* Task prompt
Lines from the one containing "What's the underlying" through the last line of the data are to be repeated word for word, both ends included.

Items from a dataset

* * *

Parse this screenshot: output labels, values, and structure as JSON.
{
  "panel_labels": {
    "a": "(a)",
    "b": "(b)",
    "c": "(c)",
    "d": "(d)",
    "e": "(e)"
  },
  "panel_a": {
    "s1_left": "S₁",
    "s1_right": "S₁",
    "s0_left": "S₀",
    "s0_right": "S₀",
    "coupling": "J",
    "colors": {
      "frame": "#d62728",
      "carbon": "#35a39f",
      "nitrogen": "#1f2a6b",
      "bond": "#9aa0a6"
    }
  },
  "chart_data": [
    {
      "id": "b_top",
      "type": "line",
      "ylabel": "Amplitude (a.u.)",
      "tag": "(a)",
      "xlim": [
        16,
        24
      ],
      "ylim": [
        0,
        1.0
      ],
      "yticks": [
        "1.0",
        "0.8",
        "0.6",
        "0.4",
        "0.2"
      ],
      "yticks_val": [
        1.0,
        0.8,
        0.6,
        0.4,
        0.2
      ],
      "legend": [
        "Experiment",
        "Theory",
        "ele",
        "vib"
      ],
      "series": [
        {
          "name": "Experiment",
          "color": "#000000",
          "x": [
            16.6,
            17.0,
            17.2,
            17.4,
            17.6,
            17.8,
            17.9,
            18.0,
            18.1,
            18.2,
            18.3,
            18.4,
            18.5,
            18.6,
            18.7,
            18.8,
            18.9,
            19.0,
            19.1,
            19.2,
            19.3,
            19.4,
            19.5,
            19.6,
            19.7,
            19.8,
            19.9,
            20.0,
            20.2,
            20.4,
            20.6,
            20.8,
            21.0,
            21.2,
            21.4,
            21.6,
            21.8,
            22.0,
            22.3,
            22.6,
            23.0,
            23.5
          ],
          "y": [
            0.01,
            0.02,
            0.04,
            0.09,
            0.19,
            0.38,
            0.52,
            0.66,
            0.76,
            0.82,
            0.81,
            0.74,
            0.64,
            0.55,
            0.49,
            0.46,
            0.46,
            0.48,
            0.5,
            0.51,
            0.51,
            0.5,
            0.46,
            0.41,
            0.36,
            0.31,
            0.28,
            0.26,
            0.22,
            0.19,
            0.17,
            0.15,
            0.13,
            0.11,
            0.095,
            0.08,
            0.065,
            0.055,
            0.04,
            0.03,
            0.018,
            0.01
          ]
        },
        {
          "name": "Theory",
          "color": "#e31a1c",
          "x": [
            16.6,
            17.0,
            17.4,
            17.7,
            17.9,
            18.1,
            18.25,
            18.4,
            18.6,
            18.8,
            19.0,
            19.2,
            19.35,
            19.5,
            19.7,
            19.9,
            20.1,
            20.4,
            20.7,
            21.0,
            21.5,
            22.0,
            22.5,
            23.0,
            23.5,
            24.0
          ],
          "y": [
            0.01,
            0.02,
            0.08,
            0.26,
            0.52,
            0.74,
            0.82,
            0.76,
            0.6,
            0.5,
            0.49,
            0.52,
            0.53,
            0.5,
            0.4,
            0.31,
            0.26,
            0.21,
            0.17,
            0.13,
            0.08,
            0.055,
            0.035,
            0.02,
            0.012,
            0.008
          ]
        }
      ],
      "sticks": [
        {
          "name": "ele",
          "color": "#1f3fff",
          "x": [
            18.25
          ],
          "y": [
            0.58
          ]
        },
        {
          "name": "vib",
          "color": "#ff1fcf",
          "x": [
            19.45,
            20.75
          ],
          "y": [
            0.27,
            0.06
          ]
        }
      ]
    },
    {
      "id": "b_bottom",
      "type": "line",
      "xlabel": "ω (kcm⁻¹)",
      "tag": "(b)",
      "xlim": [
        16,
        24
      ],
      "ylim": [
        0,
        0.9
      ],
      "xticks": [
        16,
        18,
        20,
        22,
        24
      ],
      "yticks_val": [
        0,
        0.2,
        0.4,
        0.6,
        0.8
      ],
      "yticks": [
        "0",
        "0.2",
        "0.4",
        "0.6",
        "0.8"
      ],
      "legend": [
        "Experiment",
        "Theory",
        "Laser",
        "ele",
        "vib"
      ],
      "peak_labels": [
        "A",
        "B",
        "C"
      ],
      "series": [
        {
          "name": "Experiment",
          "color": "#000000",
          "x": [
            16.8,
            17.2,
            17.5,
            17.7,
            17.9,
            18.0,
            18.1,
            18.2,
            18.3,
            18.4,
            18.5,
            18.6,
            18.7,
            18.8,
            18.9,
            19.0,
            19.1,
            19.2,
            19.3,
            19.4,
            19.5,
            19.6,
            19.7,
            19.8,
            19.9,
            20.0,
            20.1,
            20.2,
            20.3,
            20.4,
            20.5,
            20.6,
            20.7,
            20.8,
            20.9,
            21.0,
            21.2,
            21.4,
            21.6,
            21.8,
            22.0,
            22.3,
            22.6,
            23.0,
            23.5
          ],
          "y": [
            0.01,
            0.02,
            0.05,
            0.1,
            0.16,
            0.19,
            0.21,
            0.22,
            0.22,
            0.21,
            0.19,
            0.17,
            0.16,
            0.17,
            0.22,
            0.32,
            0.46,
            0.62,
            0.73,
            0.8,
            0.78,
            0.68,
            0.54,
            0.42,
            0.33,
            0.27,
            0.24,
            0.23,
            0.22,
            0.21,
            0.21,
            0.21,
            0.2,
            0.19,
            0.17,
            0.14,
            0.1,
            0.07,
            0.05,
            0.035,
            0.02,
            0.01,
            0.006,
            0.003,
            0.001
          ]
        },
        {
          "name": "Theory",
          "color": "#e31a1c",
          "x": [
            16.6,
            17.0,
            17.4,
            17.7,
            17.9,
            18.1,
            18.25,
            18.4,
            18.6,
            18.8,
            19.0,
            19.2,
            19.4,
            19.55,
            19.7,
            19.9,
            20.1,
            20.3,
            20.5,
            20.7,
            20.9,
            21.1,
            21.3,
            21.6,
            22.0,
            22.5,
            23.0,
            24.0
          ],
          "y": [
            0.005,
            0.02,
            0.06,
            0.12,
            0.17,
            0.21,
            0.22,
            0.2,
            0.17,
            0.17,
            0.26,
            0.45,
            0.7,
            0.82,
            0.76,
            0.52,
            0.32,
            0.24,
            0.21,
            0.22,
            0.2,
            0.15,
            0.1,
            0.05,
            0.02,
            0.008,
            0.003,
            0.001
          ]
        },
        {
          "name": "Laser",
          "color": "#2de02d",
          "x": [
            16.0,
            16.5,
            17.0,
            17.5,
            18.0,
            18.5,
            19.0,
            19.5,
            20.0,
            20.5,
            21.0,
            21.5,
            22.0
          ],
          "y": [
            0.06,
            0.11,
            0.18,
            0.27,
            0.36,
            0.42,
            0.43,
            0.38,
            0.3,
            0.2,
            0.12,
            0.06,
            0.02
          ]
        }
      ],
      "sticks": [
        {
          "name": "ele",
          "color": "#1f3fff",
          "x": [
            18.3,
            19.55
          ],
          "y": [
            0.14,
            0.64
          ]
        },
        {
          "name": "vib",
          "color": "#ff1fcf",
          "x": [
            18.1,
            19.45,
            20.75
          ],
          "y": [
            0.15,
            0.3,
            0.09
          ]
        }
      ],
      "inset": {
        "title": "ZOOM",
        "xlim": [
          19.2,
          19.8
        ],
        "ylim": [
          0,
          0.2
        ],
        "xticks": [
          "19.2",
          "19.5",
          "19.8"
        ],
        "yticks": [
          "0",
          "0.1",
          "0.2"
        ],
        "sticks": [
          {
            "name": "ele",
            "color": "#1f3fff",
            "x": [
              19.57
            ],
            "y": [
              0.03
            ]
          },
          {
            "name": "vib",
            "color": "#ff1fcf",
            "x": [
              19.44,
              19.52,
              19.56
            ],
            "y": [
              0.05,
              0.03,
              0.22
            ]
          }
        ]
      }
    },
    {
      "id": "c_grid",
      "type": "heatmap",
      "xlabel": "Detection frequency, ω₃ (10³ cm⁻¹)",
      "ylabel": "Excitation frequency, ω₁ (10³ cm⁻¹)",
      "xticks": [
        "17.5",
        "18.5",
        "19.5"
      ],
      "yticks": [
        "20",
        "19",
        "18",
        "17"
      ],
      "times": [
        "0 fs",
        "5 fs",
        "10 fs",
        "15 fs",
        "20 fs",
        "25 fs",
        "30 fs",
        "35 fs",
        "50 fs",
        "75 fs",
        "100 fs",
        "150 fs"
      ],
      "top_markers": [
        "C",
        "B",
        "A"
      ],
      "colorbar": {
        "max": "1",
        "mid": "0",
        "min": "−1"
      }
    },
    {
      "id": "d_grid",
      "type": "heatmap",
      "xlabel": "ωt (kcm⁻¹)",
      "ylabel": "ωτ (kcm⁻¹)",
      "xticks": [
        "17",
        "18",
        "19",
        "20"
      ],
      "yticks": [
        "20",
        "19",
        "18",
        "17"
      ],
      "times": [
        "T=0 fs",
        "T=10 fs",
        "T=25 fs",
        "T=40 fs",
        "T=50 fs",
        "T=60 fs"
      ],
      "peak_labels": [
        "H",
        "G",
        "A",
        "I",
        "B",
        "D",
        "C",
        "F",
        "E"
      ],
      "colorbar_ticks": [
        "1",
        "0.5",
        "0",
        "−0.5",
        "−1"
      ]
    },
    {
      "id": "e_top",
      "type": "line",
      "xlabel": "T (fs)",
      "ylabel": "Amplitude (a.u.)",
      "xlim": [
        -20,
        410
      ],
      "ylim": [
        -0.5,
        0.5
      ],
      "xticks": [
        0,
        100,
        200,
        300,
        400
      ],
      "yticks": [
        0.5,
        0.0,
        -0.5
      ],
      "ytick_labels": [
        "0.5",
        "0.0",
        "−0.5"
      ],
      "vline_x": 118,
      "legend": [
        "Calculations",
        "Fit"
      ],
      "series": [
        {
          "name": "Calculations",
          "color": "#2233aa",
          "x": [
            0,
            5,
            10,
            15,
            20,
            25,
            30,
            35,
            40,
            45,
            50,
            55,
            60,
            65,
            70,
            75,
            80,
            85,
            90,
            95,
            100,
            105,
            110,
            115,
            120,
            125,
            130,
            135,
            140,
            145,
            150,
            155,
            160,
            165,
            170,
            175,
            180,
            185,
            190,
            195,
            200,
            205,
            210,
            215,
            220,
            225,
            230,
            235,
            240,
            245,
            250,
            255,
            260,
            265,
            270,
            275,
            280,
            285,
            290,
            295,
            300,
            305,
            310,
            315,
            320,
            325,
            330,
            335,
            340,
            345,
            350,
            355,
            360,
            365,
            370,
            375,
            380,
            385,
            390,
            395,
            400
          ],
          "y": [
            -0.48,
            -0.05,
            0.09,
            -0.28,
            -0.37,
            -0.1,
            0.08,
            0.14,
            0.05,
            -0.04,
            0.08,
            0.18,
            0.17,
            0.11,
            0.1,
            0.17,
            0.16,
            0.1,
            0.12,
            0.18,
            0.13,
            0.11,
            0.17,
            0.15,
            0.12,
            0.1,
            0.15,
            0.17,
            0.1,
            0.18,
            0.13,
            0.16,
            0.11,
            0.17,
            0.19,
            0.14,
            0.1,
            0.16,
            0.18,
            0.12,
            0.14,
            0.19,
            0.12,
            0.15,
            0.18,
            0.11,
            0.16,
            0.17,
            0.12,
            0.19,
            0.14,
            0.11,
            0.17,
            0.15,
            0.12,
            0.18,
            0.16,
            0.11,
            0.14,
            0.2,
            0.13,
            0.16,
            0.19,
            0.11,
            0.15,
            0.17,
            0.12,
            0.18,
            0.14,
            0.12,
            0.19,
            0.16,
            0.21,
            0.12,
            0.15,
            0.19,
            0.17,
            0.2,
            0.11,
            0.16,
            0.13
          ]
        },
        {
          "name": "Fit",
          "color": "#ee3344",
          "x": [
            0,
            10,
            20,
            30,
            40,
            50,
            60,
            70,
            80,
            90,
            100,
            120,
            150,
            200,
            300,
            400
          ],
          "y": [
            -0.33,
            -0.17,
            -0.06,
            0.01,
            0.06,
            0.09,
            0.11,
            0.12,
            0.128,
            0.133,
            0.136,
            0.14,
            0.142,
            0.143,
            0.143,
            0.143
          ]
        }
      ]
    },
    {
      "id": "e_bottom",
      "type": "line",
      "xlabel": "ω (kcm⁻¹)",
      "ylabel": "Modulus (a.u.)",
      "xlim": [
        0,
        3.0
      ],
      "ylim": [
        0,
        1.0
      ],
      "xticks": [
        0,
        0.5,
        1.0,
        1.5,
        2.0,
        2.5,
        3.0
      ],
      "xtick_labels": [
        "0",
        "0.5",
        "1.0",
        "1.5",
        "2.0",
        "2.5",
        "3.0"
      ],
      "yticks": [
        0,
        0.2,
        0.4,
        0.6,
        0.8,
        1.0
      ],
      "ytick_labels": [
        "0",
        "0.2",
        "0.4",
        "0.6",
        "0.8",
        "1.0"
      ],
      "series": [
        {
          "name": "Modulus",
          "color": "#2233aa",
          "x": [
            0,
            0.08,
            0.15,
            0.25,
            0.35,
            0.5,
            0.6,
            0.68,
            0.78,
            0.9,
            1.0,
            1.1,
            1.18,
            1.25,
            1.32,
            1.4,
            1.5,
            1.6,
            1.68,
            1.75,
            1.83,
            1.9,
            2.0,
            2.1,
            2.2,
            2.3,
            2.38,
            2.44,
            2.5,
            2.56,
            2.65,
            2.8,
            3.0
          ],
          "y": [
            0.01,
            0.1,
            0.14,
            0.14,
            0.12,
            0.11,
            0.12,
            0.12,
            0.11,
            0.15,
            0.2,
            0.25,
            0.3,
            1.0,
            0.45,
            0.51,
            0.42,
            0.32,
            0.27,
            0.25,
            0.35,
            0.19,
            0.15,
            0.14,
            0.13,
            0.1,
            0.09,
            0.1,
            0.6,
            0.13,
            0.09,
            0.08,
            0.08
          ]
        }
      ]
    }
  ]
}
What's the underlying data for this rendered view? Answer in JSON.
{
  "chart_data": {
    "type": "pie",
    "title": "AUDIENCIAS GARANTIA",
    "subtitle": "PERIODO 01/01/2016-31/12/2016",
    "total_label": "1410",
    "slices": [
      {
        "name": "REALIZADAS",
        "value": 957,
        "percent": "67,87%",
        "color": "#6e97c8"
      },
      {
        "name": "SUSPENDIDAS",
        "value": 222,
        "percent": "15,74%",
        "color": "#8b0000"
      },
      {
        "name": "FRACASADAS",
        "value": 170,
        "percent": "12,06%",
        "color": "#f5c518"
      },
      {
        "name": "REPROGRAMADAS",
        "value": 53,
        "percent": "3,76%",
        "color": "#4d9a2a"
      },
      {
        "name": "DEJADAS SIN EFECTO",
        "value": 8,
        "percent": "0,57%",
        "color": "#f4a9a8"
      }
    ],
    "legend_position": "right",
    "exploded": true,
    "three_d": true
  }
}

* * *

* Answer in full
What's the underlying data for this rendered view? Answer in JSON.
{
  "chart_data": {
    "type": "pie",
    "title": "AUDIENCIAS GARANTIA",
    "subtitle": "PERIODO 01/01/2016-31/12/2016",
    "total_label": "1410",
    "slices": [
      {
        "name": "REALIZADAS",
        "value": 957,
        "percent": "67,87%",
        "color": "#6e97c8"
      },
      {
        "name": "SUSPENDIDAS",
        "value": 222,
        "percent": "15,74%",
        "color": "#8b0000"
      },
      {
        "name": "FRACASADAS",
        "value": 170,
        "percent": "12,06%",
        "color": "#f5c518"
      },
      {
        "name": "REPROGRAMADAS",
        "value": 53,
        "percent": "3,76%",
        "color": "#4d9a2a"
      },
      {
        "name": "DEJADAS SIN EFECTO",
        "value": 8,
        "percent": "0,57%",
        "color": "#f4a9a8"
      }
    ],
    "legend_position": "right",
    "exploded": true,
    "three_d": true
  }
}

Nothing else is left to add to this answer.